(Saved data entries)

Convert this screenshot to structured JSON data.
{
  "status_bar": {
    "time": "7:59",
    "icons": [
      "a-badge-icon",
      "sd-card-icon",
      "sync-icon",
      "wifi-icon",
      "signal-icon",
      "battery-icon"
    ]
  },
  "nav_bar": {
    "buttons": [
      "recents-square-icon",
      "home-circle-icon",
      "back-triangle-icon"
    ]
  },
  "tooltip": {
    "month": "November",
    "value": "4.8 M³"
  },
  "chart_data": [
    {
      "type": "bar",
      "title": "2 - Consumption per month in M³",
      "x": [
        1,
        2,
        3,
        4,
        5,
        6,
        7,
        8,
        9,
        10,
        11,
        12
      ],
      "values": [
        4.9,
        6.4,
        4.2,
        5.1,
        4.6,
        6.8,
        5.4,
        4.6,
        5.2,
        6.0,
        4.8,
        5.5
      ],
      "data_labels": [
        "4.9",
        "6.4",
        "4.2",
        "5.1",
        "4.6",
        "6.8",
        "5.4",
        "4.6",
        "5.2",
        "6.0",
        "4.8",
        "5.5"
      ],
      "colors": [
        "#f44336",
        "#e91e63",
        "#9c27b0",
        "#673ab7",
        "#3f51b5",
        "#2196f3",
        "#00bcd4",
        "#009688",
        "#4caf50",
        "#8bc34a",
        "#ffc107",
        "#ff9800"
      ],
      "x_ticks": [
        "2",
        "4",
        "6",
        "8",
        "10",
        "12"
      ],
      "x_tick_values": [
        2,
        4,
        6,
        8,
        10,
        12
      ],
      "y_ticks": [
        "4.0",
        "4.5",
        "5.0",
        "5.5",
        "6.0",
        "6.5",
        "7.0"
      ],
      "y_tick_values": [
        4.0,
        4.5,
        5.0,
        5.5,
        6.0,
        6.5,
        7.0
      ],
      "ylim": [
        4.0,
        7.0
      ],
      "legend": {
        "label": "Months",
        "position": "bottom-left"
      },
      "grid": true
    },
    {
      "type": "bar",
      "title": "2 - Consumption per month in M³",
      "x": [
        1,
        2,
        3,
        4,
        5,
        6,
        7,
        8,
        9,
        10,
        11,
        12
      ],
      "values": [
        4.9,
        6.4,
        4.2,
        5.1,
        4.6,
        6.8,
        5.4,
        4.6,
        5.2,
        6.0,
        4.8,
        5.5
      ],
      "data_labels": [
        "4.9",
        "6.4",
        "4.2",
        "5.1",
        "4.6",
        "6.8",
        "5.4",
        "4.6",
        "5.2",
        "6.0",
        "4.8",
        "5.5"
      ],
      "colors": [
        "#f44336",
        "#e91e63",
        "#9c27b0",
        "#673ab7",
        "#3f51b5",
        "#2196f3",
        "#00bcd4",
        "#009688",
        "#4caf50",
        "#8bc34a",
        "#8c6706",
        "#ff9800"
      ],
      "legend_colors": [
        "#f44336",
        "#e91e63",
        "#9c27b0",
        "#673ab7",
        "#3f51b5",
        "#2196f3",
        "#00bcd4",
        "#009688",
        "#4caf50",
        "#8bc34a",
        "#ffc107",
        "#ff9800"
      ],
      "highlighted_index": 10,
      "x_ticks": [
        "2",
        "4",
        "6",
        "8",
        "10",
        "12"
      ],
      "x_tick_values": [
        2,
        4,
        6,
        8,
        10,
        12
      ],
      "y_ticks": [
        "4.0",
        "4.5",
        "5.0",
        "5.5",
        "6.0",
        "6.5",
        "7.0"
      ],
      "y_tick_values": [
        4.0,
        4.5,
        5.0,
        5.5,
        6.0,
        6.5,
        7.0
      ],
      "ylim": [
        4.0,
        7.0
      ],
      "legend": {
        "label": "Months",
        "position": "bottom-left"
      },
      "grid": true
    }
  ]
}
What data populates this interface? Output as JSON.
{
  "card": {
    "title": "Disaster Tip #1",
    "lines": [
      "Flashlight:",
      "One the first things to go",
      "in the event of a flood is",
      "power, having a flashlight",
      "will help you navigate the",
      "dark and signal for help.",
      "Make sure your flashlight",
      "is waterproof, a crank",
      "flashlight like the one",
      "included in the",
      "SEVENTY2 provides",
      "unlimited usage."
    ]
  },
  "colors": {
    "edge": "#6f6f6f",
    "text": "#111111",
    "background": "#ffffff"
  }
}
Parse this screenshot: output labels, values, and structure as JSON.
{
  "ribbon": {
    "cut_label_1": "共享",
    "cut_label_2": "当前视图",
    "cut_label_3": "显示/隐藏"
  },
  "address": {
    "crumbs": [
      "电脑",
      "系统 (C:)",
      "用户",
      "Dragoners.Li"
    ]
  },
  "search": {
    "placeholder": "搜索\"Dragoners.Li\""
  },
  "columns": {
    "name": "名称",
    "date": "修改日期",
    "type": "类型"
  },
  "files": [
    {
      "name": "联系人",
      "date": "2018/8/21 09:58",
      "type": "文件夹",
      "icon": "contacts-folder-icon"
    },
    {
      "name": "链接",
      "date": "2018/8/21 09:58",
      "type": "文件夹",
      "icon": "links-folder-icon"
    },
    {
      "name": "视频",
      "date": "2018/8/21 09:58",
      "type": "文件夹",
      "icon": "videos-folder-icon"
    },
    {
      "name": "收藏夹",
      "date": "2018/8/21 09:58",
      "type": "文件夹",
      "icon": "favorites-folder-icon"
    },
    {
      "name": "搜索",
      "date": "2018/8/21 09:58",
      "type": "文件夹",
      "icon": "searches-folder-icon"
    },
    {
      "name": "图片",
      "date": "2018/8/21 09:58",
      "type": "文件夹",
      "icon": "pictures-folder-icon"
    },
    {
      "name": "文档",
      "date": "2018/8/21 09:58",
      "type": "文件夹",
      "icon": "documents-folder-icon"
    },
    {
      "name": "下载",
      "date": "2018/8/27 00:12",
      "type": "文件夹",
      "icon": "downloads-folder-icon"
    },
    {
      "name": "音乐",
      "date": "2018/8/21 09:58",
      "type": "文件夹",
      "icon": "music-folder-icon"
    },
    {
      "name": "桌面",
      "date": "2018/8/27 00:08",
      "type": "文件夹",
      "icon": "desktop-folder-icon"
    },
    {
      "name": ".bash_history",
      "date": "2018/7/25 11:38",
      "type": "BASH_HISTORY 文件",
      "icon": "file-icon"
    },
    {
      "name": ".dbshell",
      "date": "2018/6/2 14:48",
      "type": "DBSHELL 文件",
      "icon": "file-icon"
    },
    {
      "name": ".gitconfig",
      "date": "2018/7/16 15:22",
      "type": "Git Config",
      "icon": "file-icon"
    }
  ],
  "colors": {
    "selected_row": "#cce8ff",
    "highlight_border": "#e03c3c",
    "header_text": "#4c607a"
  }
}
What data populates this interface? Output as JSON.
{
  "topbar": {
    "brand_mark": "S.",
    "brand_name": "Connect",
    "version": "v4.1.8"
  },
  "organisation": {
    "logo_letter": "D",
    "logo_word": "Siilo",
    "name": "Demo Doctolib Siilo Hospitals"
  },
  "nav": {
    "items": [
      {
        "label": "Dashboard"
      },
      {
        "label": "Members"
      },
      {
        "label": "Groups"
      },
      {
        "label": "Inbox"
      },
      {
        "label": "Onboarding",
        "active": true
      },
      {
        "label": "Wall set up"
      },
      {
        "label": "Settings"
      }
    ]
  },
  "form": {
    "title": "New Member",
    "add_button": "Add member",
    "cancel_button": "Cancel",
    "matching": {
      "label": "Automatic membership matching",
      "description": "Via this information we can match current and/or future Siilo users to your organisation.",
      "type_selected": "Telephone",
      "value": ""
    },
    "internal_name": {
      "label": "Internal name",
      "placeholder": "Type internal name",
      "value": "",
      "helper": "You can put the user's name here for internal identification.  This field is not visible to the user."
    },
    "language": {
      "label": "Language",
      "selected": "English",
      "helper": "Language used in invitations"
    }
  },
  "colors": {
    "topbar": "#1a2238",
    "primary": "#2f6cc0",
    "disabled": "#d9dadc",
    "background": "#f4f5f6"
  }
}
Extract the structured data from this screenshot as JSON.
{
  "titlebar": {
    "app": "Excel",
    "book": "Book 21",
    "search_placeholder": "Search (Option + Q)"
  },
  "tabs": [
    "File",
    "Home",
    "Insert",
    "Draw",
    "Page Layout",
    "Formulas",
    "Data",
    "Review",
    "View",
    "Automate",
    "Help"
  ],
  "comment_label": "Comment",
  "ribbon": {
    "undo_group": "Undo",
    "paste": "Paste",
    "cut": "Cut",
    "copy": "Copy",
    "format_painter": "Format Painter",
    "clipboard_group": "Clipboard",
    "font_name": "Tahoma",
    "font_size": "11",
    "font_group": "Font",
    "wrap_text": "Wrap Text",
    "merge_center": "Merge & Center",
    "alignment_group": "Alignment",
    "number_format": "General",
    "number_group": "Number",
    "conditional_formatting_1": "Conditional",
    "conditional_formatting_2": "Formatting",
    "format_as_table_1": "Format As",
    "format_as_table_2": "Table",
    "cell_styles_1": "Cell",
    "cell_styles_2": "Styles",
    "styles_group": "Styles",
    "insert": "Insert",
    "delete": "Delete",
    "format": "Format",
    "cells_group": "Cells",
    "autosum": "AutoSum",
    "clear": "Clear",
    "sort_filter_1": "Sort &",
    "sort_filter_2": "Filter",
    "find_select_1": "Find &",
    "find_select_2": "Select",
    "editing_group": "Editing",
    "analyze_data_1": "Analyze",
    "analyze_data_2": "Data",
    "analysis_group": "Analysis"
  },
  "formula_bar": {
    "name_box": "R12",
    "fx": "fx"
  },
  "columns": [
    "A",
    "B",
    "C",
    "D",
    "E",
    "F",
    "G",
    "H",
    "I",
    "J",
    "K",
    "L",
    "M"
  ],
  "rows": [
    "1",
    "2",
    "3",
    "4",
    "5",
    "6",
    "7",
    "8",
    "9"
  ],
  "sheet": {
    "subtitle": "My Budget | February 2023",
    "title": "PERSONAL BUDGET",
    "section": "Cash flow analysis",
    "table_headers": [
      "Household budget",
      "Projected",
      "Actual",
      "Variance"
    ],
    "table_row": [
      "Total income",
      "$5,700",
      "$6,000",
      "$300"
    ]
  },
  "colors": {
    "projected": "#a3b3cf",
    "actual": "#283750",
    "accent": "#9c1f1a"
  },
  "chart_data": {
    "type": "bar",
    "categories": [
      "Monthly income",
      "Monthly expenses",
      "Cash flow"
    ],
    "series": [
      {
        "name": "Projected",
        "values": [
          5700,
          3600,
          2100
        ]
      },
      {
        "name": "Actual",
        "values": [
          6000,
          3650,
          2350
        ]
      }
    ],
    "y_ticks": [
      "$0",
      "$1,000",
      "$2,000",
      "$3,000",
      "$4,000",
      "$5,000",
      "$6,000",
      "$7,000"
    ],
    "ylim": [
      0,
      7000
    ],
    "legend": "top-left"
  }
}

■ To do:
In the entries above, locate every line with the word "background" and copy it.

■ Result:
    "background": "#ffffff"
    "background": "#f4f5f6"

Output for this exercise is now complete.